_THE TASK_. Which lines below hold the word "gudis"? Copy all of them.
─── DATASET ROWS
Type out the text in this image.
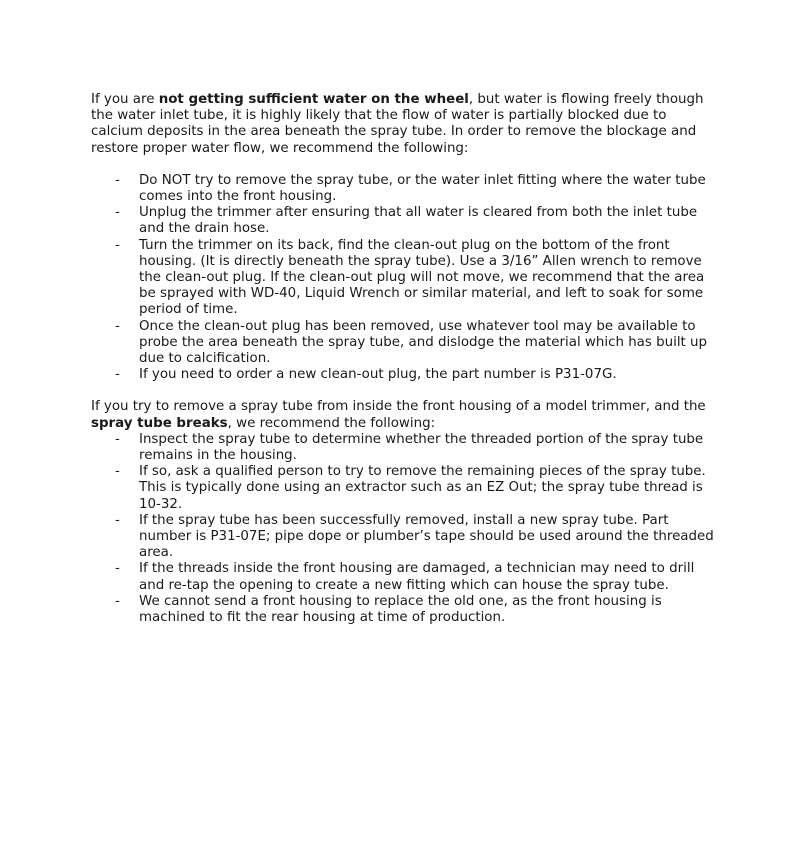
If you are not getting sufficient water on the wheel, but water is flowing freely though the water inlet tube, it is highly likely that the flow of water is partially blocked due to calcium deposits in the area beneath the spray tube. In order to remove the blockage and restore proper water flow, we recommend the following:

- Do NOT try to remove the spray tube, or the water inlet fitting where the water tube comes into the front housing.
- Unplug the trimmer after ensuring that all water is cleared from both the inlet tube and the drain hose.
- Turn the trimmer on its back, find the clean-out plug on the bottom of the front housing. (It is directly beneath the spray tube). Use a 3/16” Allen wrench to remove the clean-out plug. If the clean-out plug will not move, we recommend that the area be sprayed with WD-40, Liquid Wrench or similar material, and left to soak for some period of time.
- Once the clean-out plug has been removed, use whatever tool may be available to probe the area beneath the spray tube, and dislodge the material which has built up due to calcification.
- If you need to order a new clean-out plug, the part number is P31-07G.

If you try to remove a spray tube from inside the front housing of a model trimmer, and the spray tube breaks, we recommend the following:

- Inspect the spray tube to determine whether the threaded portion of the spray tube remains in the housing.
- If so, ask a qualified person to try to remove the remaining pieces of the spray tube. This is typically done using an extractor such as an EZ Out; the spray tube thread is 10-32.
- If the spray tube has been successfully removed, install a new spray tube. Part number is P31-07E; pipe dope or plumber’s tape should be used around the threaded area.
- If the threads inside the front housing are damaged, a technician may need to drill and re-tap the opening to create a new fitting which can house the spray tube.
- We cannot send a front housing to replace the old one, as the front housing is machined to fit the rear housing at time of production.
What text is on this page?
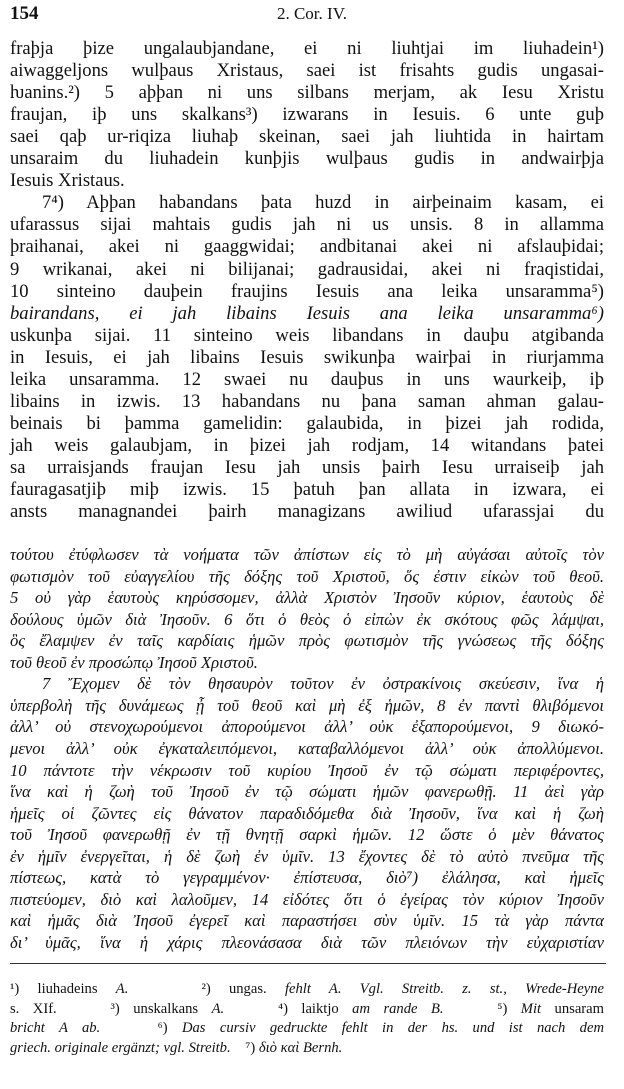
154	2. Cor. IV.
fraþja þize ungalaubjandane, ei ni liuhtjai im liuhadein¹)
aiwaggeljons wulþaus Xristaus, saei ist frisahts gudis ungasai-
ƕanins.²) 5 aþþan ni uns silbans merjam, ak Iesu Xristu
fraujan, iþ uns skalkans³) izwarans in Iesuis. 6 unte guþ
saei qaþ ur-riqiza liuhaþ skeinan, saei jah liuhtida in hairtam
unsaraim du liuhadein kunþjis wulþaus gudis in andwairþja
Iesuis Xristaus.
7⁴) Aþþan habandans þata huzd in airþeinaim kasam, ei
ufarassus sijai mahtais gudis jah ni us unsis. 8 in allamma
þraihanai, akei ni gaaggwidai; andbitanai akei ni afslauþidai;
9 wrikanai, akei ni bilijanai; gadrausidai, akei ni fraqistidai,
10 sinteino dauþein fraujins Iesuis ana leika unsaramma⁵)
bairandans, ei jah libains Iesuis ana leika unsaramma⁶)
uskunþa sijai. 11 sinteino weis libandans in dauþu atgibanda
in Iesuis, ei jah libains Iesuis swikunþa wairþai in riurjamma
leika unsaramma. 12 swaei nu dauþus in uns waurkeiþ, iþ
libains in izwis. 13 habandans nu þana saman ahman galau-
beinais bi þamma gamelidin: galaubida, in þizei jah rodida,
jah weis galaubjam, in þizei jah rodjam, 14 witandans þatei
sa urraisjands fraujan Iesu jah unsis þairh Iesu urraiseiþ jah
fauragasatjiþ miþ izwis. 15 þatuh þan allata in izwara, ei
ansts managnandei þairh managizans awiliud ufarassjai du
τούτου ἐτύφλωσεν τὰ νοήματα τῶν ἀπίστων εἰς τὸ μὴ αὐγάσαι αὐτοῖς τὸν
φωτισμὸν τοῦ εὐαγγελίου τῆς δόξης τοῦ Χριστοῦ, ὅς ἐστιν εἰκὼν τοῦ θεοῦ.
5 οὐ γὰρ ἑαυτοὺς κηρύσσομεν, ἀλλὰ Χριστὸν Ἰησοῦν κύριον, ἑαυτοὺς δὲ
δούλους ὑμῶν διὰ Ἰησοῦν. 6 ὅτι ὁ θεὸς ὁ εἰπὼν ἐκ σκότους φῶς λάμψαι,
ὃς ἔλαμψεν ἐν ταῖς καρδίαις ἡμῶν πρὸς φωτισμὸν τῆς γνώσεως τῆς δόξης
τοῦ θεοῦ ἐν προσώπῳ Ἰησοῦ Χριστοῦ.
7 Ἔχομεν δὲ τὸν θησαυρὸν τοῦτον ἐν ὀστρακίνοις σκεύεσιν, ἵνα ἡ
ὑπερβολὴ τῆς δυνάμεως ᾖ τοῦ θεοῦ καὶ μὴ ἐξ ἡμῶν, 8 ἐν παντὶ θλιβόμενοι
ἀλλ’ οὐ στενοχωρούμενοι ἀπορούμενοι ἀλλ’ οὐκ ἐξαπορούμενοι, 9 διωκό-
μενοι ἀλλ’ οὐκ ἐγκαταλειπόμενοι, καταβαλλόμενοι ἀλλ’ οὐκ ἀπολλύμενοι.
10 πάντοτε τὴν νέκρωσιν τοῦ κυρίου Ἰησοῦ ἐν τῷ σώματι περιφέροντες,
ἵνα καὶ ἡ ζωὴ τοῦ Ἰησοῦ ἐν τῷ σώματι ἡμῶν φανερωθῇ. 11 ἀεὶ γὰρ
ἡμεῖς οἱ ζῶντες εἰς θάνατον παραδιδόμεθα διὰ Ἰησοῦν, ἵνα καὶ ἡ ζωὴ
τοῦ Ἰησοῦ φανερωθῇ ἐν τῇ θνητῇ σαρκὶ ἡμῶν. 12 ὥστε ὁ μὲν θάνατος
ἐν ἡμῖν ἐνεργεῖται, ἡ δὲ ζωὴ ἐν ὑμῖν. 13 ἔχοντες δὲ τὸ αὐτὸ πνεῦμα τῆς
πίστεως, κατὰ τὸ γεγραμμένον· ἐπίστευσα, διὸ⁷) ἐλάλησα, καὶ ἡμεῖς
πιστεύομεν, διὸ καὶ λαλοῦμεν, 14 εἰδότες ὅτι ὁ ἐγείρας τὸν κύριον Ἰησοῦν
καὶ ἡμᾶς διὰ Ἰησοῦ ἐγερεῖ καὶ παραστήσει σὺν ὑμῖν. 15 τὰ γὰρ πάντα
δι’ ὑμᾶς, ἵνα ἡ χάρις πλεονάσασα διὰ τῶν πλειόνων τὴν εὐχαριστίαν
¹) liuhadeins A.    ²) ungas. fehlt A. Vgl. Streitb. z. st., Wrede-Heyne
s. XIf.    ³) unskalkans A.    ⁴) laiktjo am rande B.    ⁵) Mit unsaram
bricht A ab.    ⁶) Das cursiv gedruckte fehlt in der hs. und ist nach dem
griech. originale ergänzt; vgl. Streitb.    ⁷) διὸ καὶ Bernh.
──────
─── DATASET ROWS
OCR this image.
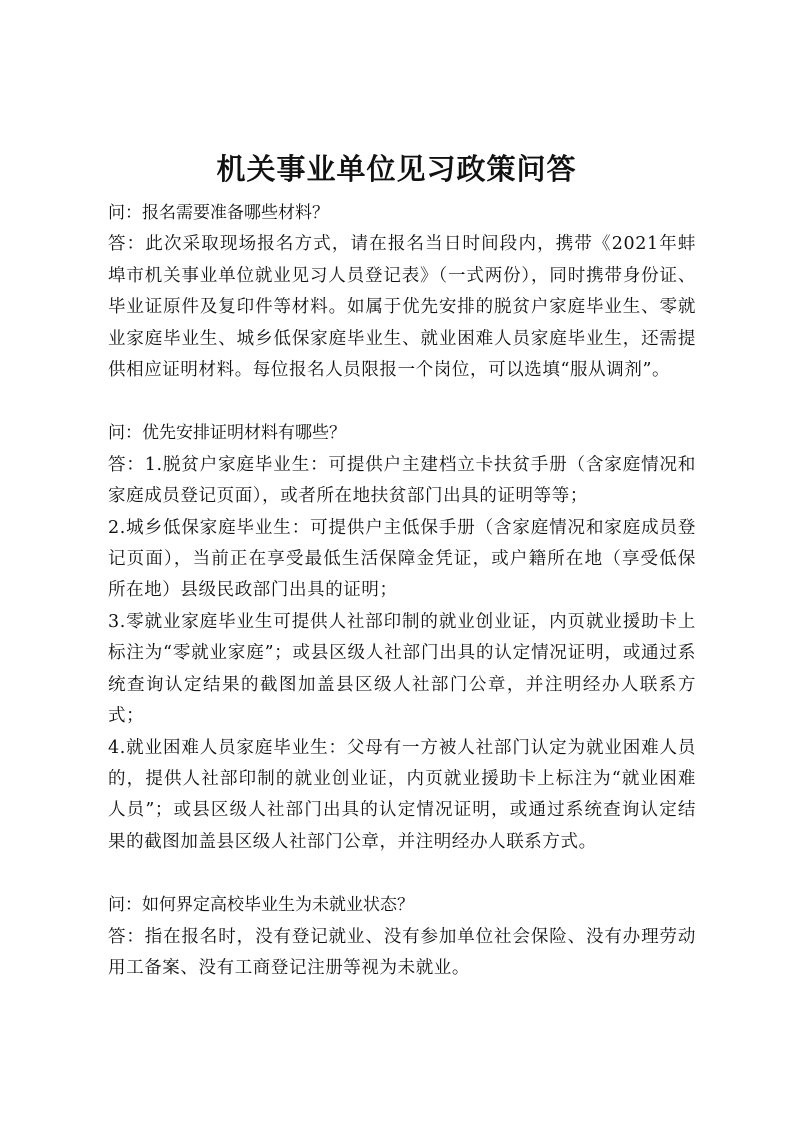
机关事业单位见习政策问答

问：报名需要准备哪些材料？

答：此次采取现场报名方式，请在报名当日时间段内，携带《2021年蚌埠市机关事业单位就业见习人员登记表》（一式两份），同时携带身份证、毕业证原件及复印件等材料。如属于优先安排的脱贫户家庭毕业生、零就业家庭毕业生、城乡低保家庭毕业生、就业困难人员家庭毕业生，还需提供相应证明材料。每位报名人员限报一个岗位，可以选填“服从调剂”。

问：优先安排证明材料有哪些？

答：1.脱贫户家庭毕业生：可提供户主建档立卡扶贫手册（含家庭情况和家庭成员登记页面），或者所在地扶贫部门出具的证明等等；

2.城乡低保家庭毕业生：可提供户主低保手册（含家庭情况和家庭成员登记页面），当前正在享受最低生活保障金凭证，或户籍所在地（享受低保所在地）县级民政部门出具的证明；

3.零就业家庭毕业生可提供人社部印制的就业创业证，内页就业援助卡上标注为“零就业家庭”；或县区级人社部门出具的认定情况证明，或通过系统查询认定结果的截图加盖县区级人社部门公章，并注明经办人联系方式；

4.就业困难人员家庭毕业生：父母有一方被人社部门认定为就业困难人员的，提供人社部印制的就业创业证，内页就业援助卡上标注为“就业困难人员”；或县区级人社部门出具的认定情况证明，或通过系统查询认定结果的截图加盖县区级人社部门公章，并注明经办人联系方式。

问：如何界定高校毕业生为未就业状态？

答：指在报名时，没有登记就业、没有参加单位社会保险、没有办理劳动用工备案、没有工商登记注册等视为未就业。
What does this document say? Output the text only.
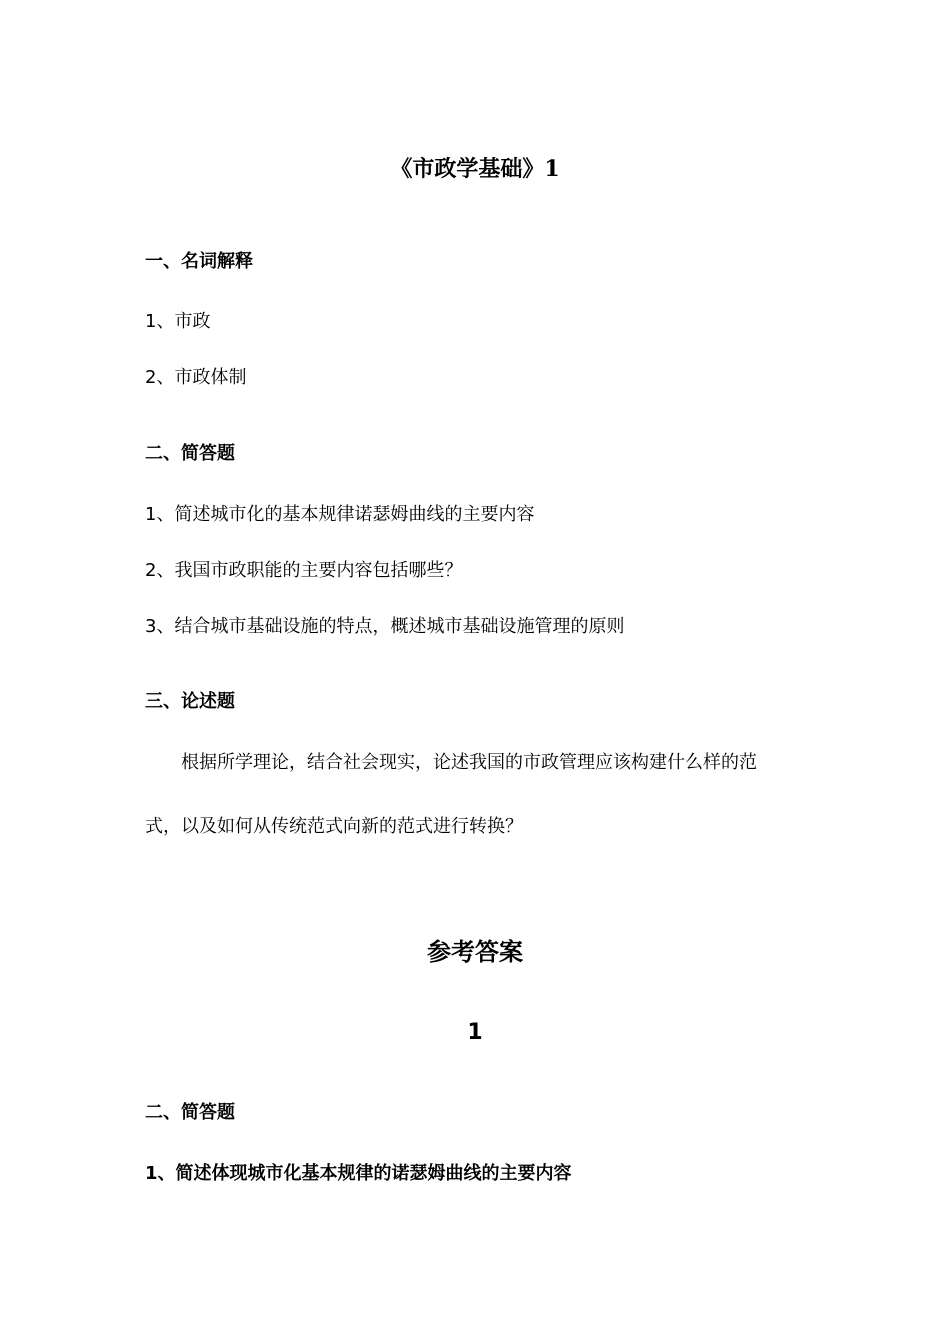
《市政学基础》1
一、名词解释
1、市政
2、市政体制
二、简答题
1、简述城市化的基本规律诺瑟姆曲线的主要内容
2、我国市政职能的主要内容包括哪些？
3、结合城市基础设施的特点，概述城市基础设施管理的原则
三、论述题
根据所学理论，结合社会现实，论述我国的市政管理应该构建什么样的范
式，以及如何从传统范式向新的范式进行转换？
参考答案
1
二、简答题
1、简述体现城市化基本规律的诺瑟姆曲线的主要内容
──────
_WRITTEN REPLY_.
aiwaggeljons wulþaus Xristaus, saei ist frisahts gudis ungasai-
unsaraim du liuhadein kunþjis wulþaus gudis in andwairþja
ufarassus sijai mahtais gudis jah ni us unsis. 8 in allamma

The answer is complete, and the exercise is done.